What to work on: Leave out the pictures and copy every record exactly.

====================

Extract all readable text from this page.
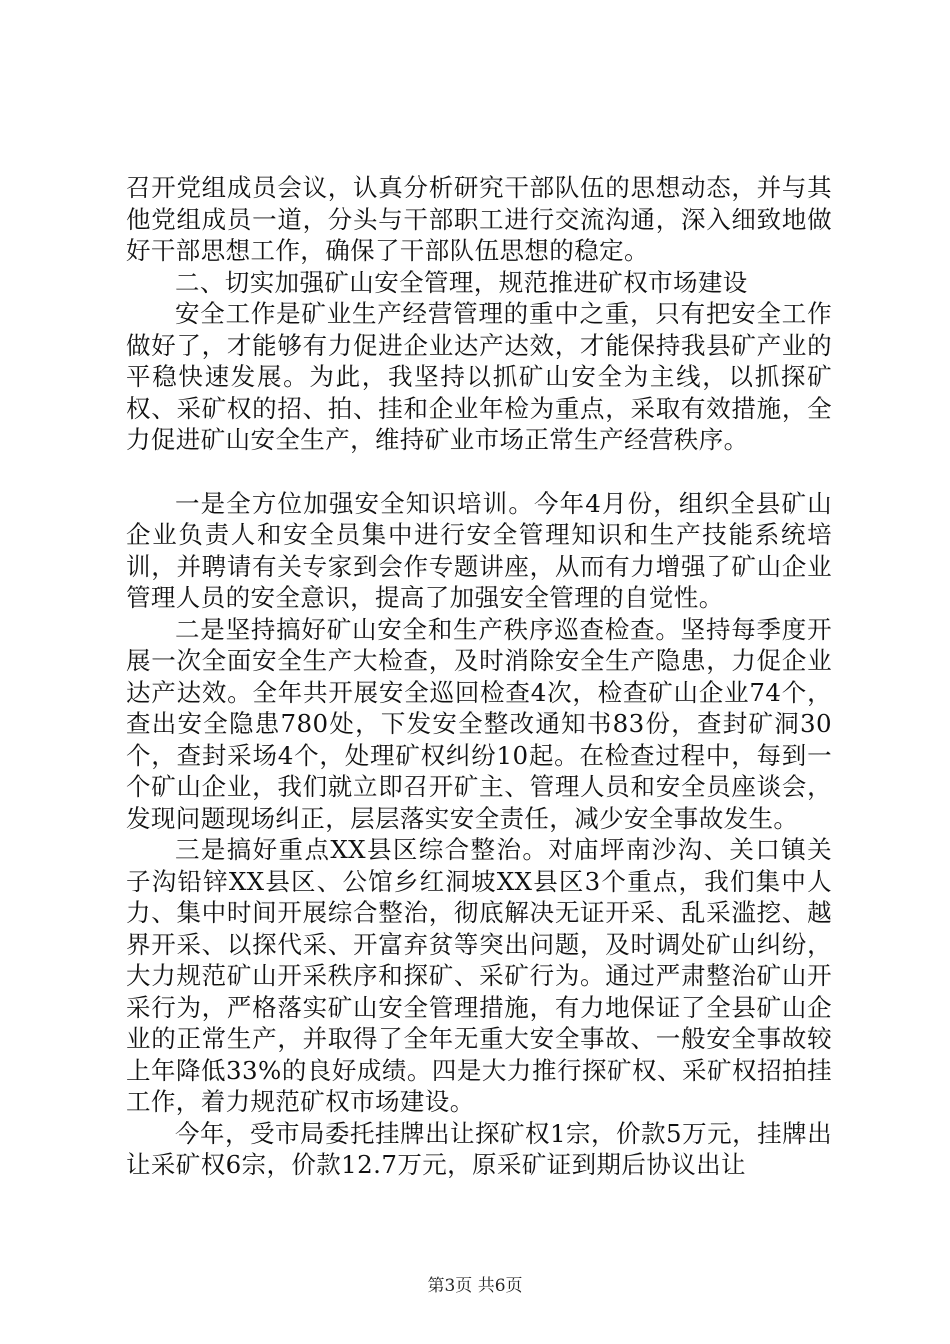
召开党组成员会议，认真分析研究干部队伍的思想动态，并与其他党组成员一道，分头与干部职工进行交流沟通，深入细致地做好干部思想工作，确保了干部队伍思想的稳定。

二、切实加强矿山安全管理，规范推进矿权市场建设

安全工作是矿业生产经营管理的重中之重，只有把安全工作做好了，才能够有力促进企业达产达效，才能保持我县矿产业的平稳快速发展。为此，我坚持以抓矿山安全为主线，以抓探矿权、采矿权的招、拍、挂和企业年检为重点，采取有效措施，全力促进矿山安全生产，维持矿业市场正常生产经营秩序。

一是全方位加强安全知识培训。今年4月份，组织全县矿山企业负责人和安全员集中进行安全管理知识和生产技能系统培训，并聘请有关专家到会作专题讲座，从而有力增强了矿山企业管理人员的安全意识，提高了加强安全管理的自觉性。

二是坚持搞好矿山安全和生产秩序巡查检查。坚持每季度开展一次全面安全生产大检查，及时消除安全生产隐患，力促企业达产达效。全年共开展安全巡回检查4次，检查矿山企业74个，查出安全隐患780处，下发安全整改通知书83份，查封矿洞30个，查封采场4个，处理矿权纠纷10起。在检查过程中，每到一个矿山企业，我们就立即召开矿主、管理人员和安全员座谈会，发现问题现场纠正，层层落实安全责任，减少安全事故发生。

三是搞好重点XX县区综合整治。对庙坪南沙沟、关口镇关子沟铅锌XX县区、公馆乡红洞坡XX县区3个重点，我们集中人力、集中时间开展综合整治，彻底解决无证开采、乱采滥挖、越界开采、以探代采、开富弃贫等突出问题，及时调处矿山纠纷，大力规范矿山开采秩序和探矿、采矿行为。通过严肃整治矿山开采行为，严格落实矿山安全管理措施，有力地保证了全县矿山企业的正常生产，并取得了全年无重大安全事故、一般安全事故较上年降低33%的良好成绩。四是大力推行探矿权、采矿权招拍挂工作，着力规范矿权市场建设。

今年，受市局委托挂牌出让探矿权1宗，价款5万元，挂牌出让采矿权6宗，价款12.7万元，原采矿证到期后协议出让

第3页 共6页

====================

Answer to this exercise:
Extract all readable text from this page.
召开党组成员会议，认真分析研究干部队伍的思想动态，并与其他党组成员一道，分头与干部职工进行交流沟通，深入细致地做好干部思想工作，确保了干部队伍思想的稳定。

二、切实加强矿山安全管理，规范推进矿权市场建设

安全工作是矿业生产经营管理的重中之重，只有把安全工作做好了，才能够有力促进企业达产达效，才能保持我县矿产业的平稳快速发展。为此，我坚持以抓矿山安全为主线，以抓探矿权、采矿权的招、拍、挂和企业年检为重点，采取有效措施，全力促进矿山安全生产，维持矿业市场正常生产经营秩序。

一是全方位加强安全知识培训。今年4月份，组织全县矿山企业负责人和安全员集中进行安全管理知识和生产技能系统培训，并聘请有关专家到会作专题讲座，从而有力增强了矿山企业管理人员的安全意识，提高了加强安全管理的自觉性。

二是坚持搞好矿山安全和生产秩序巡查检查。坚持每季度开展一次全面安全生产大检查，及时消除安全生产隐患，力促企业达产达效。全年共开展安全巡回检查4次，检查矿山企业74个，查出安全隐患780处，下发安全整改通知书83份，查封矿洞30个，查封采场4个，处理矿权纠纷10起。在检查过程中，每到一个矿山企业，我们就立即召开矿主、管理人员和安全员座谈会，发现问题现场纠正，层层落实安全责任，减少安全事故发生。

三是搞好重点XX县区综合整治。对庙坪南沙沟、关口镇关子沟铅锌XX县区、公馆乡红洞坡XX县区3个重点，我们集中人力、集中时间开展综合整治，彻底解决无证开采、乱采滥挖、越界开采、以探代采、开富弃贫等突出问题，及时调处矿山纠纷，大力规范矿山开采秩序和探矿、采矿行为。通过严肃整治矿山开采行为，严格落实矿山安全管理措施，有力地保证了全县矿山企业的正常生产，并取得了全年无重大安全事故、一般安全事故较上年降低33%的良好成绩。四是大力推行探矿权、采矿权招拍挂工作，着力规范矿权市场建设。

今年，受市局委托挂牌出让探矿权1宗，价款5万元，挂牌出让采矿权6宗，价款12.7万元，原采矿证到期后协议出让

第3页 共6页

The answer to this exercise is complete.